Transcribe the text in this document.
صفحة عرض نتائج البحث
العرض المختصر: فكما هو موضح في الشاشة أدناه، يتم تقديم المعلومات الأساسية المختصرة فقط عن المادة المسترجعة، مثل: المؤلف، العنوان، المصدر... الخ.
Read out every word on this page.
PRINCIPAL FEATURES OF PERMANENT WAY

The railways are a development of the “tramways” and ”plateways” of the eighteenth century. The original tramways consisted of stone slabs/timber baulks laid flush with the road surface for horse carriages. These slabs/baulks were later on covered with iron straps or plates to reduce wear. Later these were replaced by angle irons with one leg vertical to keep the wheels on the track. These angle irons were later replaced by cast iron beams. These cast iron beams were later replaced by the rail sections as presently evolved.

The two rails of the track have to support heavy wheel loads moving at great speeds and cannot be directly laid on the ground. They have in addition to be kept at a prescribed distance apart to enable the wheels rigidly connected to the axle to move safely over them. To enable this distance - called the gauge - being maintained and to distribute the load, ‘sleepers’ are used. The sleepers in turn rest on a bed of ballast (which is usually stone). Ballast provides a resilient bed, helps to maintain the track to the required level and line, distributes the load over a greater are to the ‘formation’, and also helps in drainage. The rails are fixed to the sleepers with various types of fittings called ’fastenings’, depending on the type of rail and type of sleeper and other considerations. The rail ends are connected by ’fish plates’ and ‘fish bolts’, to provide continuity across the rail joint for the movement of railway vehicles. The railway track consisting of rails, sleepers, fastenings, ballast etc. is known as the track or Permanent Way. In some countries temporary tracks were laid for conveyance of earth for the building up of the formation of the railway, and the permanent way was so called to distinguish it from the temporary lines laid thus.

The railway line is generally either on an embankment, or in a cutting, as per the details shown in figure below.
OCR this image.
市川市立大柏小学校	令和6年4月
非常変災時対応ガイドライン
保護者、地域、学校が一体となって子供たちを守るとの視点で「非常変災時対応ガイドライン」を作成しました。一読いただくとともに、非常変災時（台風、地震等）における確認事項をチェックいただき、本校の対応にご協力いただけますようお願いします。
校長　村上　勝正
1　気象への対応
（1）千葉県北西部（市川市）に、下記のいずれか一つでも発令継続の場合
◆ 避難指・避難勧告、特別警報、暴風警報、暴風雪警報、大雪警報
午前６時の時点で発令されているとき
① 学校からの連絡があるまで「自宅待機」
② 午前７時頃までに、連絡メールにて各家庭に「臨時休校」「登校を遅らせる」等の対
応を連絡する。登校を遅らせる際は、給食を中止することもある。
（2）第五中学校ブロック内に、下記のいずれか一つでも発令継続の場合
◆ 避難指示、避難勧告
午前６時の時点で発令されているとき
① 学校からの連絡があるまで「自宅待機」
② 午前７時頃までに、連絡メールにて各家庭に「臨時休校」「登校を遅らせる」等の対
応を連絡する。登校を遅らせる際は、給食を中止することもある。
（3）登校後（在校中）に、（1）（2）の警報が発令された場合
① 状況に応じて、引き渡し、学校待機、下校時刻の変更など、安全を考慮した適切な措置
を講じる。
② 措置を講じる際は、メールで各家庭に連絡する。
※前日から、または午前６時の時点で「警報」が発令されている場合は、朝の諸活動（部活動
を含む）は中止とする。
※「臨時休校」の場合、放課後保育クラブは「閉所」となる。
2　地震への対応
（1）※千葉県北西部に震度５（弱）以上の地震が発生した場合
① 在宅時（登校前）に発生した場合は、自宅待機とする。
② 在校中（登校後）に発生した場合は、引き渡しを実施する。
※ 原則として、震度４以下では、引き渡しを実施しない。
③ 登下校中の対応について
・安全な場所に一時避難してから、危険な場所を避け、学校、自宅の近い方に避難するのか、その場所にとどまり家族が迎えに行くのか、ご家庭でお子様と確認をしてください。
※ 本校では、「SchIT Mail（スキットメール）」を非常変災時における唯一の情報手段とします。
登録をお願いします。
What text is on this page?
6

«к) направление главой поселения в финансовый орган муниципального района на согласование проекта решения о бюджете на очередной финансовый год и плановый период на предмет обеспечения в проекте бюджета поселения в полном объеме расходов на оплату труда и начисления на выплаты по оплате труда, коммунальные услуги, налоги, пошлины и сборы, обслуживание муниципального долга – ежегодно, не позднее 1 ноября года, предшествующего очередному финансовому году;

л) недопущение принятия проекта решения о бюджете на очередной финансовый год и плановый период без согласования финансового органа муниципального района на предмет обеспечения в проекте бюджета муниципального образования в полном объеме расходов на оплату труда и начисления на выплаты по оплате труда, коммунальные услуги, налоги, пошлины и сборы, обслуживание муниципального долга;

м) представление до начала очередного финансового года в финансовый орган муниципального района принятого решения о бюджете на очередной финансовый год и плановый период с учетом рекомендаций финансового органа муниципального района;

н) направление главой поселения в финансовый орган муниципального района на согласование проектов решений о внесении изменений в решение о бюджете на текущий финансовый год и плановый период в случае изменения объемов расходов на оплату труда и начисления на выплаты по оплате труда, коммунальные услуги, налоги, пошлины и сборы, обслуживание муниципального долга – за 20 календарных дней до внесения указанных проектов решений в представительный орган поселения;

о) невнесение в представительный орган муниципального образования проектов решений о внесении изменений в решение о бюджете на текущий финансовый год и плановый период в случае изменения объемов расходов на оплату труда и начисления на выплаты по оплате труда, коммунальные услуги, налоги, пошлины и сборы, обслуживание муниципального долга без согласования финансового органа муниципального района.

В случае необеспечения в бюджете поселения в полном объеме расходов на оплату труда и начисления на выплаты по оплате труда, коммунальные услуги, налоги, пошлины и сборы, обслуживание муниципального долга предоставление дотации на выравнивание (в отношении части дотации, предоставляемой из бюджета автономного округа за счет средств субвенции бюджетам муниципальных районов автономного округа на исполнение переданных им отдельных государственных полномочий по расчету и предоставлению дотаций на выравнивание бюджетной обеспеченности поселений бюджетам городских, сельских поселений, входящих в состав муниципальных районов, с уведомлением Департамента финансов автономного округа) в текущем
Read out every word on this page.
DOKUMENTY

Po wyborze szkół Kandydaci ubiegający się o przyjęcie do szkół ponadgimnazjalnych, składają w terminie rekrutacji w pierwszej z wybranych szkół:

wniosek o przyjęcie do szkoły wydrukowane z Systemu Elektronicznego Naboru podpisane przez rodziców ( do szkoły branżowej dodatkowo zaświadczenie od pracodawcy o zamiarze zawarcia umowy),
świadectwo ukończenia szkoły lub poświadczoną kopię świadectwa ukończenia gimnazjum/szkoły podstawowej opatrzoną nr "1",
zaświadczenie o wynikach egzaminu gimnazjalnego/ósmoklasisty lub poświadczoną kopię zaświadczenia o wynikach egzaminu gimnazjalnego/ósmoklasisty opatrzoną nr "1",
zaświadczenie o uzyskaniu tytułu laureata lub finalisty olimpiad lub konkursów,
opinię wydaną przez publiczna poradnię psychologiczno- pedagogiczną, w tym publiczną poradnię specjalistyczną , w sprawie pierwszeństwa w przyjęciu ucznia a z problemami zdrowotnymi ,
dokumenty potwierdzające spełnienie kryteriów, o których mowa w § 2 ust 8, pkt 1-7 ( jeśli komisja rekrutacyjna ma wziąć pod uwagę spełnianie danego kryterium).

**What you need to do**
Extract the listing in its entirety and repeat it exactly.

**Result of the exercise**
Transcribe the text in this document.
صفحة عرض نتائج البحث
العرض المختصر: فكما هو موضح في الشاشة أدناه، يتم تقديم المعلومات الأساسية المختصرة فقط عن المادة المسترجعة، مثل: المؤلف، العنوان، المصدر... الخ.
Read out every word on this page.
PRINCIPAL FEATURES OF PERMANENT WAY

The railways are a development of the “tramways” and ”plateways” of the eighteenth century. The original tramways consisted of stone slabs/timber baulks laid flush with the road surface for horse carriages. These slabs/baulks were later on covered with iron straps or plates to reduce wear. Later these were replaced by angle irons with one leg vertical to keep the wheels on the track. These angle irons were later replaced by cast iron beams. These cast iron beams were later replaced by the rail sections as presently evolved.

The two rails of the track have to support heavy wheel loads moving at great speeds and cannot be directly laid on the ground. They have in addition to be kept at a prescribed distance apart to enable the wheels rigidly connected to the axle to move safely over them. To enable this distance - called the gauge - being maintained and to distribute the load, ‘sleepers’ are used. The sleepers in turn rest on a bed of ballast (which is usually stone). Ballast provides a resilient bed, helps to maintain the track to the required level and line, distributes the load over a greater are to the ‘formation’, and also helps in drainage. The rails are fixed to the sleepers with various types of fittings called ’fastenings’, depending on the type of rail and type of sleeper and other considerations. The rail ends are connected by ’fish plates’ and ‘fish bolts’, to provide continuity across the rail joint for the movement of railway vehicles. The railway track consisting of rails, sleepers, fastenings, ballast etc. is known as the track or Permanent Way. In some countries temporary tracks were laid for conveyance of earth for the building up of the formation of the railway, and the permanent way was so called to distinguish it from the temporary lines laid thus.

The railway line is generally either on an embankment, or in a cutting, as per the details shown in figure below.
OCR this image.
市川市立大柏小学校	令和6年4月
非常変災時対応ガイドライン
保護者、地域、学校が一体となって子供たちを守るとの視点で「非常変災時対応ガイドライン」を作成しました。一読いただくとともに、非常変災時（台風、地震等）における確認事項をチェックいただき、本校の対応にご協力いただけますようお願いします。
校長　村上　勝正
1　気象への対応
（1）千葉県北西部（市川市）に、下記のいずれか一つでも発令継続の場合
◆ 避難指・避難勧告、特別警報、暴風警報、暴風雪警報、大雪警報
午前６時の時点で発令されているとき
① 学校からの連絡があるまで「自宅待機」
② 午前７時頃までに、連絡メールにて各家庭に「臨時休校」「登校を遅らせる」等の対
応を連絡する。登校を遅らせる際は、給食を中止することもある。
（2）第五中学校ブロック内に、下記のいずれか一つでも発令継続の場合
◆ 避難指示、避難勧告
午前６時の時点で発令されているとき
① 学校からの連絡があるまで「自宅待機」
② 午前７時頃までに、連絡メールにて各家庭に「臨時休校」「登校を遅らせる」等の対
応を連絡する。登校を遅らせる際は、給食を中止することもある。
（3）登校後（在校中）に、（1）（2）の警報が発令された場合
① 状況に応じて、引き渡し、学校待機、下校時刻の変更など、安全を考慮した適切な措置
を講じる。
② 措置を講じる際は、メールで各家庭に連絡する。
※前日から、または午前６時の時点で「警報」が発令されている場合は、朝の諸活動（部活動
を含む）は中止とする。
※「臨時休校」の場合、放課後保育クラブは「閉所」となる。
2　地震への対応
（1）※千葉県北西部に震度５（弱）以上の地震が発生した場合
① 在宅時（登校前）に発生した場合は、自宅待機とする。
② 在校中（登校後）に発生した場合は、引き渡しを実施する。
※ 原則として、震度４以下では、引き渡しを実施しない。
③ 登下校中の対応について
・安全な場所に一時避難してから、危険な場所を避け、学校、自宅の近い方に避難するのか、その場所にとどまり家族が迎えに行くのか、ご家庭でお子様と確認をしてください。
※ 本校では、「SchIT Mail（スキットメール）」を非常変災時における唯一の情報手段とします。
登録をお願いします。
What text is on this page?
6

«к) направление главой поселения в финансовый орган муниципального района на согласование проекта решения о бюджете на очередной финансовый год и плановый период на предмет обеспечения в проекте бюджета поселения в полном объеме расходов на оплату труда и начисления на выплаты по оплате труда, коммунальные услуги, налоги, пошлины и сборы, обслуживание муниципального долга – ежегодно, не позднее 1 ноября года, предшествующего очередному финансовому году;

л) недопущение принятия проекта решения о бюджете на очередной финансовый год и плановый период без согласования финансового органа муниципального района на предмет обеспечения в проекте бюджета муниципального образования в полном объеме расходов на оплату труда и начисления на выплаты по оплате труда, коммунальные услуги, налоги, пошлины и сборы, обслуживание муниципального долга;

м) представление до начала очередного финансового года в финансовый орган муниципального района принятого решения о бюджете на очередной финансовый год и плановый период с учетом рекомендаций финансового органа муниципального района;

н) направление главой поселения в финансовый орган муниципального района на согласование проектов решений о внесении изменений в решение о бюджете на текущий финансовый год и плановый период в случае изменения объемов расходов на оплату труда и начисления на выплаты по оплате труда, коммунальные услуги, налоги, пошлины и сборы, обслуживание муниципального долга – за 20 календарных дней до внесения указанных проектов решений в представительный орган поселения;

о) невнесение в представительный орган муниципального образования проектов решений о внесении изменений в решение о бюджете на текущий финансовый год и плановый период в случае изменения объемов расходов на оплату труда и начисления на выплаты по оплате труда, коммунальные услуги, налоги, пошлины и сборы, обслуживание муниципального долга без согласования финансового органа муниципального района.

В случае необеспечения в бюджете поселения в полном объеме расходов на оплату труда и начисления на выплаты по оплате труда, коммунальные услуги, налоги, пошлины и сборы, обслуживание муниципального долга предоставление дотации на выравнивание (в отношении части дотации, предоставляемой из бюджета автономного округа за счет средств субвенции бюджетам муниципальных районов автономного округа на исполнение переданных им отдельных государственных полномочий по расчету и предоставлению дотаций на выравнивание бюджетной обеспеченности поселений бюджетам городских, сельских поселений, входящих в состав муниципальных районов, с уведомлением Департамента финансов автономного округа) в текущем
Read out every word on this page.
DOKUMENTY

Po wyborze szkół Kandydaci ubiegający się o przyjęcie do szkół ponadgimnazjalnych, składają w terminie rekrutacji w pierwszej z wybranych szkół:

wniosek o przyjęcie do szkoły wydrukowane z Systemu Elektronicznego Naboru podpisane przez rodziców ( do szkoły branżowej dodatkowo zaświadczenie od pracodawcy o zamiarze zawarcia umowy),
świadectwo ukończenia szkoły lub poświadczoną kopię świadectwa ukończenia gimnazjum/szkoły podstawowej opatrzoną nr "1",
zaświadczenie o wynikach egzaminu gimnazjalnego/ósmoklasisty lub poświadczoną kopię zaświadczenia o wynikach egzaminu gimnazjalnego/ósmoklasisty opatrzoną nr "1",
zaświadczenie o uzyskaniu tytułu laureata lub finalisty olimpiad lub konkursów,
opinię wydaną przez publiczna poradnię psychologiczno- pedagogiczną, w tym publiczną poradnię specjalistyczną , w sprawie pierwszeństwa w przyjęciu ucznia a z problemami zdrowotnymi ,
dokumenty potwierdzające spełnienie kryteriów, o których mowa w § 2 ust 8, pkt 1-7 ( jeśli komisja rekrutacyjna ma wziąć pod uwagę spełnianie danego kryterium).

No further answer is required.